Given problem: Copy all entries without alteration and skip the pictures they hold.

Task input:
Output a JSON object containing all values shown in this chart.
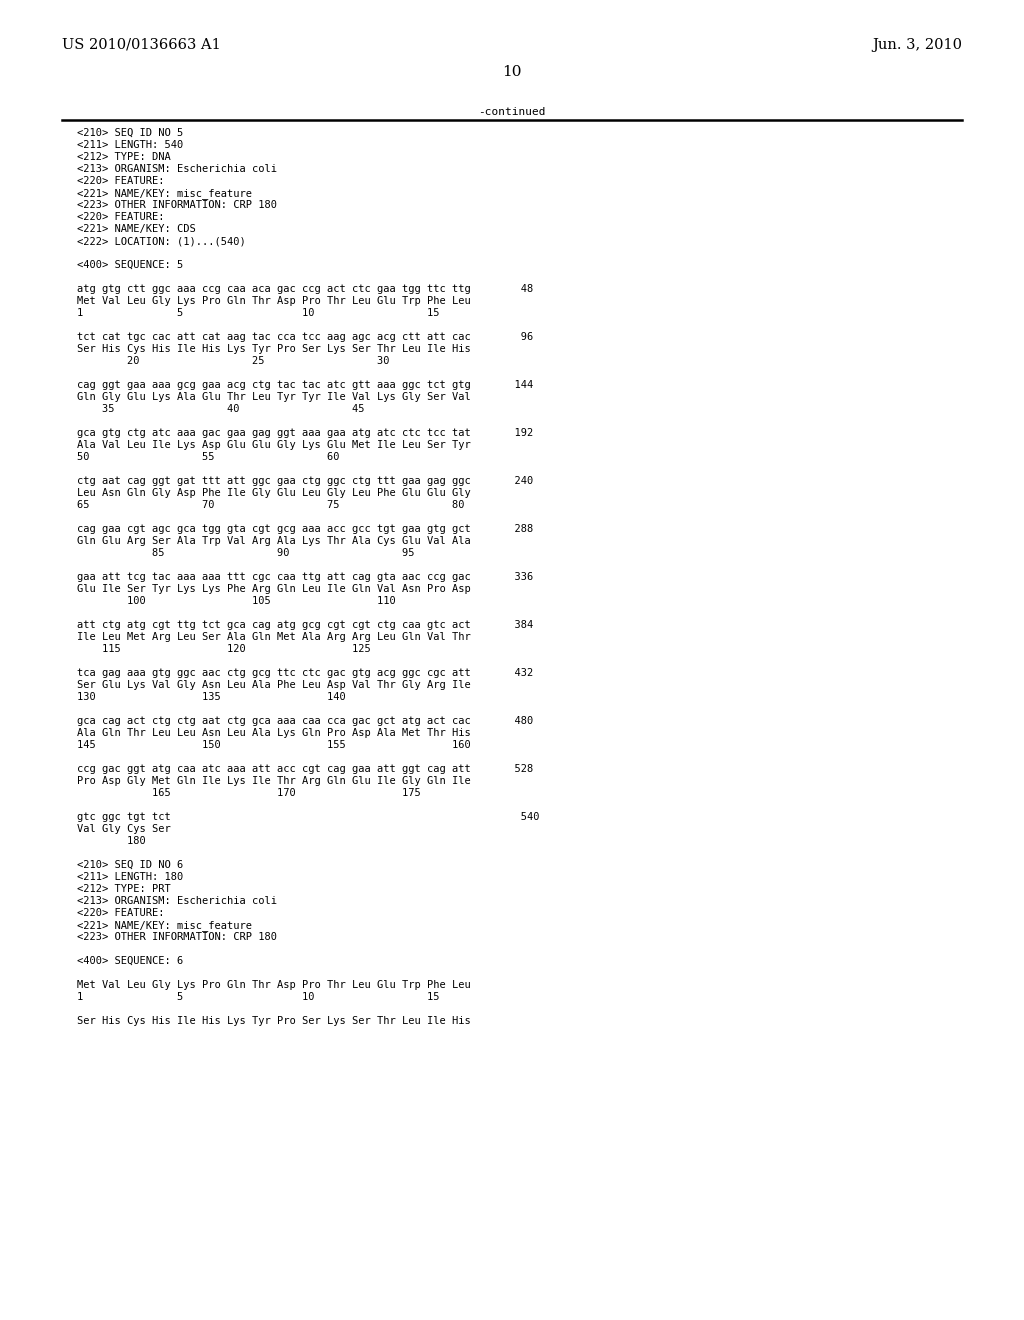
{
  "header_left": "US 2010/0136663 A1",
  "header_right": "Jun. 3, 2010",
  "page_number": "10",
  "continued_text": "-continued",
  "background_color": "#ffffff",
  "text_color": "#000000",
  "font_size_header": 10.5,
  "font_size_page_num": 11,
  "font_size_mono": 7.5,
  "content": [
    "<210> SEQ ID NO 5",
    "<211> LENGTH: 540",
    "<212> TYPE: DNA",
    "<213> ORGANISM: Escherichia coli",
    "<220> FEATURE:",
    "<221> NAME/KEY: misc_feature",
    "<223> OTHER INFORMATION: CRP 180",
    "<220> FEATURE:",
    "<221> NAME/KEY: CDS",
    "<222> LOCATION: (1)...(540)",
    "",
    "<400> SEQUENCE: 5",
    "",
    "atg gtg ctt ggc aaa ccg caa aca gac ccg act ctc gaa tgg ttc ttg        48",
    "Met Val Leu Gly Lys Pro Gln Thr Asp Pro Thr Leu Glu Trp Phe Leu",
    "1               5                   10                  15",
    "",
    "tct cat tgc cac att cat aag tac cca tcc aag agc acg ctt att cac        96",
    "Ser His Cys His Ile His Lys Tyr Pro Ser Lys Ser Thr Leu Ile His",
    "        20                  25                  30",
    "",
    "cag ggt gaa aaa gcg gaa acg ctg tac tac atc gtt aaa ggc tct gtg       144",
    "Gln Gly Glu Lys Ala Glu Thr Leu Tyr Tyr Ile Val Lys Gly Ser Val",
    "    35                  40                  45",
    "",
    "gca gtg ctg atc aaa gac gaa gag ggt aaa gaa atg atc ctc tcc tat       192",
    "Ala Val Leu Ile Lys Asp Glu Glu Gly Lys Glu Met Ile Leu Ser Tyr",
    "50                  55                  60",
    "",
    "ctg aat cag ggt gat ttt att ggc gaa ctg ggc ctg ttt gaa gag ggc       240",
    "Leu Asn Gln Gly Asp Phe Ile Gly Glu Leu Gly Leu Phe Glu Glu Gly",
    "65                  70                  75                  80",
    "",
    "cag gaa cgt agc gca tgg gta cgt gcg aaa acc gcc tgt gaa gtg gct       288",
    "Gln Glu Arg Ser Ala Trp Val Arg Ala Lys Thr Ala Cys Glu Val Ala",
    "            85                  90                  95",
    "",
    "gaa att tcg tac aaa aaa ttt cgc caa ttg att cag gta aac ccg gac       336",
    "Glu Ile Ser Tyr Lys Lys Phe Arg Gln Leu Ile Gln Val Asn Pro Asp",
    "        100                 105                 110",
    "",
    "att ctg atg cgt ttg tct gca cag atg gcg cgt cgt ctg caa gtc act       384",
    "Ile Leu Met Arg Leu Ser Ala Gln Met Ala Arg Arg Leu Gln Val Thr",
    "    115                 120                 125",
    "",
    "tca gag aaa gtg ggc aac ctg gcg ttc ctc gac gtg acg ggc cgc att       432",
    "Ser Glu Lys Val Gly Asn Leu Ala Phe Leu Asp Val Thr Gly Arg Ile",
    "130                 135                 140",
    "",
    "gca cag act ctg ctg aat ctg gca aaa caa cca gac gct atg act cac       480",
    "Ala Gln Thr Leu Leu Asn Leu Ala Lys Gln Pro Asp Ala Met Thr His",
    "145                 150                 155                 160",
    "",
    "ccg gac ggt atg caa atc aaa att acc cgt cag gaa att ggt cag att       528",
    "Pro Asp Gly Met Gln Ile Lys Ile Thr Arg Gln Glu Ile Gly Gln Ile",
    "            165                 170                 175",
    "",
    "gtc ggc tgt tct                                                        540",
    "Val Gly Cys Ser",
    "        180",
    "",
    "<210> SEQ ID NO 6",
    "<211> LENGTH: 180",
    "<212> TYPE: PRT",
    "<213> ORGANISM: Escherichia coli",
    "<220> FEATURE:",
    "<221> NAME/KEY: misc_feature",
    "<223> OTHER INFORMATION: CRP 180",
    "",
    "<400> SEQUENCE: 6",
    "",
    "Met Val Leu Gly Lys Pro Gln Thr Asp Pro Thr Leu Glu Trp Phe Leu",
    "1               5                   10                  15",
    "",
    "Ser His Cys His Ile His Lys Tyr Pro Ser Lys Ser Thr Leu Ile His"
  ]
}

Response to this exercise:
Output a JSON object containing all values shown in this chart.
{
  "header_left": "US 2010/0136663 A1",
  "header_right": "Jun. 3, 2010",
  "page_number": "10",
  "continued_text": "-continued",
  "background_color": "#ffffff",
  "text_color": "#000000",
  "font_size_header": 10.5,
  "font_size_page_num": 11,
  "font_size_mono": 7.5,
  "content": [
    "<210> SEQ ID NO 5",
    "<211> LENGTH: 540",
    "<212> TYPE: DNA",
    "<213> ORGANISM: Escherichia coli",
    "<220> FEATURE:",
    "<221> NAME/KEY: misc_feature",
    "<223> OTHER INFORMATION: CRP 180",
    "<220> FEATURE:",
    "<221> NAME/KEY: CDS",
    "<222> LOCATION: (1)...(540)",
    "",
    "<400> SEQUENCE: 5",
    "",
    "atg gtg ctt ggc aaa ccg caa aca gac ccg act ctc gaa tgg ttc ttg        48",
    "Met Val Leu Gly Lys Pro Gln Thr Asp Pro Thr Leu Glu Trp Phe Leu",
    "1               5                   10                  15",
    "",
    "tct cat tgc cac att cat aag tac cca tcc aag agc acg ctt att cac        96",
    "Ser His Cys His Ile His Lys Tyr Pro Ser Lys Ser Thr Leu Ile His",
    "        20                  25                  30",
    "",
    "cag ggt gaa aaa gcg gaa acg ctg tac tac atc gtt aaa ggc tct gtg       144",
    "Gln Gly Glu Lys Ala Glu Thr Leu Tyr Tyr Ile Val Lys Gly Ser Val",
    "    35                  40                  45",
    "",
    "gca gtg ctg atc aaa gac gaa gag ggt aaa gaa atg atc ctc tcc tat       192",
    "Ala Val Leu Ile Lys Asp Glu Glu Gly Lys Glu Met Ile Leu Ser Tyr",
    "50                  55                  60",
    "",
    "ctg aat cag ggt gat ttt att ggc gaa ctg ggc ctg ttt gaa gag ggc       240",
    "Leu Asn Gln Gly Asp Phe Ile Gly Glu Leu Gly Leu Phe Glu Glu Gly",
    "65                  70                  75                  80",
    "",
    "cag gaa cgt agc gca tgg gta cgt gcg aaa acc gcc tgt gaa gtg gct       288",
    "Gln Glu Arg Ser Ala Trp Val Arg Ala Lys Thr Ala Cys Glu Val Ala",
    "            85                  90                  95",
    "",
    "gaa att tcg tac aaa aaa ttt cgc caa ttg att cag gta aac ccg gac       336",
    "Glu Ile Ser Tyr Lys Lys Phe Arg Gln Leu Ile Gln Val Asn Pro Asp",
    "        100                 105                 110",
    "",
    "att ctg atg cgt ttg tct gca cag atg gcg cgt cgt ctg caa gtc act       384",
    "Ile Leu Met Arg Leu Ser Ala Gln Met Ala Arg Arg Leu Gln Val Thr",
    "    115                 120                 125",
    "",
    "tca gag aaa gtg ggc aac ctg gcg ttc ctc gac gtg acg ggc cgc att       432",
    "Ser Glu Lys Val Gly Asn Leu Ala Phe Leu Asp Val Thr Gly Arg Ile",
    "130                 135                 140",
    "",
    "gca cag act ctg ctg aat ctg gca aaa caa cca gac gct atg act cac       480",
    "Ala Gln Thr Leu Leu Asn Leu Ala Lys Gln Pro Asp Ala Met Thr His",
    "145                 150                 155                 160",
    "",
    "ccg gac ggt atg caa atc aaa att acc cgt cag gaa att ggt cag att       528",
    "Pro Asp Gly Met Gln Ile Lys Ile Thr Arg Gln Glu Ile Gly Gln Ile",
    "            165                 170                 175",
    "",
    "gtc ggc tgt tct                                                        540",
    "Val Gly Cys Ser",
    "        180",
    "",
    "<210> SEQ ID NO 6",
    "<211> LENGTH: 180",
    "<212> TYPE: PRT",
    "<213> ORGANISM: Escherichia coli",
    "<220> FEATURE:",
    "<221> NAME/KEY: misc_feature",
    "<223> OTHER INFORMATION: CRP 180",
    "",
    "<400> SEQUENCE: 6",
    "",
    "Met Val Leu Gly Lys Pro Gln Thr Asp Pro Thr Leu Glu Trp Phe Leu",
    "1               5                   10                  15",
    "",
    "Ser His Cys His Ile His Lys Tyr Pro Ser Lys Ser Thr Leu Ile His"
  ]
}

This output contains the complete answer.